• [Assigned task] Once the pictures are removed, output the remaining entries exactly as given.

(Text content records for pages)
----------------------------------------

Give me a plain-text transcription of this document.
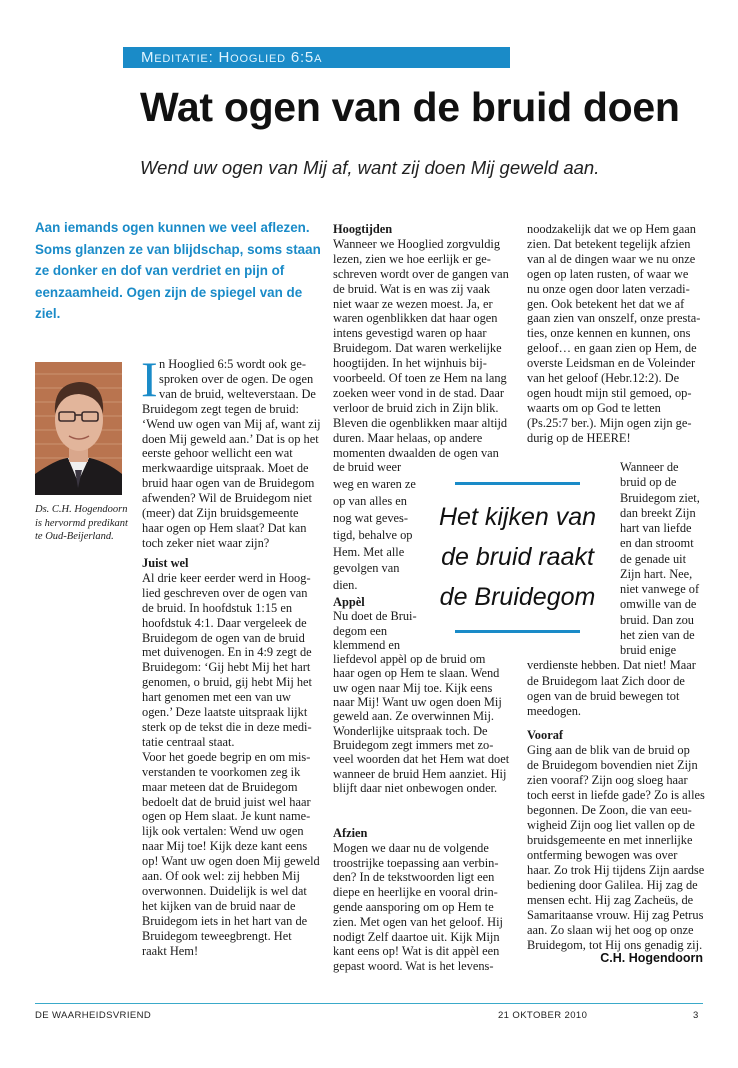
Meditatie: Hooglied 6:5a
Wat ogen van de bruid doen
Wend uw ogen van Mij af, want zij doen Mij geweld aan.
Aan iemands ogen kunnen we veel aflezen.
Soms glanzen ze van blijdschap, soms staan
ze donker en dof van verdriet en pijn of
eenzaamheid. Ogen zijn de spiegel van de
ziel.
Ds. C.H. Hogendoorn
is hervormd predikant
te Oud-Beijerland.
I n Hooglied 6:5 wordt ook ge-
sproken over de ogen. De ogen
van de bruid, welteverstaan. De
Bruidegom zegt tegen de bruid:
‘Wend uw ogen van Mij af, want zij
doen Mij geweld aan.’ Dat is op het
eerste gehoor wellicht een wat
merkwaardige uitspraak. Moet de
bruid haar ogen van de Bruidegom
afwenden? Wil de Bruidegom niet
(meer) dat Zijn bruidsgemeente
haar ogen op Hem slaat? Dat kan
toch zeker niet waar zijn?
Juist wel
Al drie keer eerder werd in Hoog-
lied geschreven over de ogen van
de bruid. In hoofdstuk 1:15 en
hoofdstuk 4:1. Daar vergeleek de
Bruidegom de ogen van de bruid
met duivenogen. En in 4:9 zegt de
Bruidegom: ‘Gij hebt Mij het hart
genomen, o bruid, gij hebt Mij het
hart genomen met een van uw
ogen.’ Deze laatste uitspraak lijkt
sterk op de tekst die in deze medi-
tatie centraal staat.
Voor het goede begrip en om mis-
verstanden te voorkomen zeg ik
maar meteen dat de Bruidegom
bedoelt dat de bruid juist wel haar
ogen op Hem slaat. Je kunt name-
lijk ook vertalen: Wend uw ogen
naar Mij toe! Kijk deze kant eens
op! Want uw ogen doen Mij geweld
aan. Of ook wel: zij hebben Mij
overwonnen. Duidelijk is wel dat
het kijken van de bruid naar de
Bruidegom iets in het hart van de
Bruidegom teweegbrengt. Het
raakt Hem!
Hoogtijden
Wanneer we Hooglied zorgvuldig
lezen, zien we hoe eerlijk er ge-
schreven wordt over de gangen van
de bruid. Wat is en was zij vaak
niet waar ze wezen moest. Ja, er
waren ogenblikken dat haar ogen
intens gevestigd waren op haar
Bruidegom. Dat waren werkelijke
hoogtijden. In het wijnhuis bij-
voorbeeld. Of toen ze Hem na lang
zoeken weer vond in de stad. Daar
verloor de bruid zich in Zijn blik.
Bleven die ogenblikken maar altijd
duren. Maar helaas, op andere
momenten dwaalden de ogen van
de bruid weer
weg en waren ze
op van alles en
nog wat geves-
tigd, behalve op
Hem. Met alle
gevolgen van
dien.
Appèl
Nu doet de Brui-
degom een
klemmend en
liefdevol appèl op de bruid om
haar ogen op Hem te slaan. Wend
uw ogen naar Mij toe. Kijk eens
naar Mij! Want uw ogen doen Mij
geweld aan. Ze overwinnen Mij.
Wonderlijke uitspraak toch. De
Bruidegom zegt immers met zo-
veel woorden dat het Hem wat doet
wanneer de bruid Hem aanziet. Hij
blijft daar niet onbewogen onder.
Afzien
Mogen we daar nu de volgende
troostrijke toepassing aan verbin-
den? In de tekstwoorden ligt een
diepe en heerlijke en vooral drin-
gende aansporing om op Hem te
zien. Met ogen van het geloof. Hij
nodigt Zelf daartoe uit. Kijk Mijn
kant eens op! Wat is dit appèl een
gepast woord. Wat is het levens-
noodzakelijk dat we op Hem gaan
zien. Dat betekent tegelijk afzien
van al de dingen waar we nu onze
ogen op laten rusten, of waar we
nu onze ogen door laten verzadi-
gen. Ook betekent het dat we af
gaan zien van onszelf, onze presta-
ties, onze kennen en kunnen, ons
geloof… en gaan zien op Hem, de
overste Leidsman en de Voleinder
van het geloof (Hebr.12:2). De
ogen houdt mijn stil gemoed, op-
waarts om op God te letten
(Ps.25:7 ber.). Mijn ogen zijn ge-
durig op de HEERE!
Wanneer de
bruid op de
Bruidegom ziet,
dan breekt Zijn
hart van liefde
en dan stroomt
de genade uit
Zijn hart. Nee,
niet vanwege of
omwille van de
bruid. Dan zou
het zien van de
bruid enige
verdienste hebben. Dat niet! Maar
de Bruidegom laat Zich door de
ogen van de bruid bewegen tot
meedogen.
Vooraf
Ging aan de blik van de bruid op
de Bruidegom bovendien niet Zijn
zien vooraf? Zijn oog sloeg haar
toch eerst in liefde gade? Zo is alles
begonnen. De Zoon, die van eeu-
wigheid Zijn oog liet vallen op de
bruidsgemeente en met innerlijke
ontferming bewogen was over
haar. Zo trok Hij tijdens Zijn aardse
bediening door Galilea. Hij zag de
mensen echt. Hij zag Zacheüs, de
Samaritaanse vrouw. Hij zag Petrus
aan. Zo slaan wij het oog op onze
Bruidegom, tot Hij ons genadig zij.
Het kijken van
de bruid raakt
de Bruidegom
C.H. Hogendoorn
DE WAARHEIDSVRIEND	21 OKTOBER 2010	3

----------------------------------------

• [Answer section]
Give me a plain-text transcription of this document.
Meditatie: Hooglied 6:5a
Wat ogen van de bruid doen
Wend uw ogen van Mij af, want zij doen Mij geweld aan.
Aan iemands ogen kunnen we veel aflezen.
Soms glanzen ze van blijdschap, soms staan
ze donker en dof van verdriet en pijn of
eenzaamheid. Ogen zijn de spiegel van de
ziel.
Ds. C.H. Hogendoorn
is hervormd predikant
te Oud-Beijerland.
I n Hooglied 6:5 wordt ook ge-
sproken over de ogen. De ogen
van de bruid, welteverstaan. De
Bruidegom zegt tegen de bruid:
‘Wend uw ogen van Mij af, want zij
doen Mij geweld aan.’ Dat is op het
eerste gehoor wellicht een wat
merkwaardige uitspraak. Moet de
bruid haar ogen van de Bruidegom
afwenden? Wil de Bruidegom niet
(meer) dat Zijn bruidsgemeente
haar ogen op Hem slaat? Dat kan
toch zeker niet waar zijn?
Juist wel
Al drie keer eerder werd in Hoog-
lied geschreven over de ogen van
de bruid. In hoofdstuk 1:15 en
hoofdstuk 4:1. Daar vergeleek de
Bruidegom de ogen van de bruid
met duivenogen. En in 4:9 zegt de
Bruidegom: ‘Gij hebt Mij het hart
genomen, o bruid, gij hebt Mij het
hart genomen met een van uw
ogen.’ Deze laatste uitspraak lijkt
sterk op de tekst die in deze medi-
tatie centraal staat.
Voor het goede begrip en om mis-
verstanden te voorkomen zeg ik
maar meteen dat de Bruidegom
bedoelt dat de bruid juist wel haar
ogen op Hem slaat. Je kunt name-
lijk ook vertalen: Wend uw ogen
naar Mij toe! Kijk deze kant eens
op! Want uw ogen doen Mij geweld
aan. Of ook wel: zij hebben Mij
overwonnen. Duidelijk is wel dat
het kijken van de bruid naar de
Bruidegom iets in het hart van de
Bruidegom teweegbrengt. Het
raakt Hem!
Hoogtijden
Wanneer we Hooglied zorgvuldig
lezen, zien we hoe eerlijk er ge-
schreven wordt over de gangen van
de bruid. Wat is en was zij vaak
niet waar ze wezen moest. Ja, er
waren ogenblikken dat haar ogen
intens gevestigd waren op haar
Bruidegom. Dat waren werkelijke
hoogtijden. In het wijnhuis bij-
voorbeeld. Of toen ze Hem na lang
zoeken weer vond in de stad. Daar
verloor de bruid zich in Zijn blik.
Bleven die ogenblikken maar altijd
duren. Maar helaas, op andere
momenten dwaalden de ogen van
de bruid weer
weg en waren ze
op van alles en
nog wat geves-
tigd, behalve op
Hem. Met alle
gevolgen van
dien.
Appèl
Nu doet de Brui-
degom een
klemmend en
liefdevol appèl op de bruid om
haar ogen op Hem te slaan. Wend
uw ogen naar Mij toe. Kijk eens
naar Mij! Want uw ogen doen Mij
geweld aan. Ze overwinnen Mij.
Wonderlijke uitspraak toch. De
Bruidegom zegt immers met zo-
veel woorden dat het Hem wat doet
wanneer de bruid Hem aanziet. Hij
blijft daar niet onbewogen onder.
Afzien
Mogen we daar nu de volgende
troostrijke toepassing aan verbin-
den? In de tekstwoorden ligt een
diepe en heerlijke en vooral drin-
gende aansporing om op Hem te
zien. Met ogen van het geloof. Hij
nodigt Zelf daartoe uit. Kijk Mijn
kant eens op! Wat is dit appèl een
gepast woord. Wat is het levens-
noodzakelijk dat we op Hem gaan
zien. Dat betekent tegelijk afzien
van al de dingen waar we nu onze
ogen op laten rusten, of waar we
nu onze ogen door laten verzadi-
gen. Ook betekent het dat we af
gaan zien van onszelf, onze presta-
ties, onze kennen en kunnen, ons
geloof… en gaan zien op Hem, de
overste Leidsman en de Voleinder
van het geloof (Hebr.12:2). De
ogen houdt mijn stil gemoed, op-
waarts om op God te letten
(Ps.25:7 ber.). Mijn ogen zijn ge-
durig op de HEERE!
Wanneer de
bruid op de
Bruidegom ziet,
dan breekt Zijn
hart van liefde
en dan stroomt
de genade uit
Zijn hart. Nee,
niet vanwege of
omwille van de
bruid. Dan zou
het zien van de
bruid enige
verdienste hebben. Dat niet! Maar
de Bruidegom laat Zich door de
ogen van de bruid bewegen tot
meedogen.
Vooraf
Ging aan de blik van de bruid op
de Bruidegom bovendien niet Zijn
zien vooraf? Zijn oog sloeg haar
toch eerst in liefde gade? Zo is alles
begonnen. De Zoon, die van eeu-
wigheid Zijn oog liet vallen op de
bruidsgemeente en met innerlijke
ontferming bewogen was over
haar. Zo trok Hij tijdens Zijn aardse
bediening door Galilea. Hij zag de
mensen echt. Hij zag Zacheüs, de
Samaritaanse vrouw. Hij zag Petrus
aan. Zo slaan wij het oog op onze
Bruidegom, tot Hij ons genadig zij.
Het kijken van
de bruid raakt
de Bruidegom
C.H. Hogendoorn
DE WAARHEIDSVRIEND	21 OKTOBER 2010	3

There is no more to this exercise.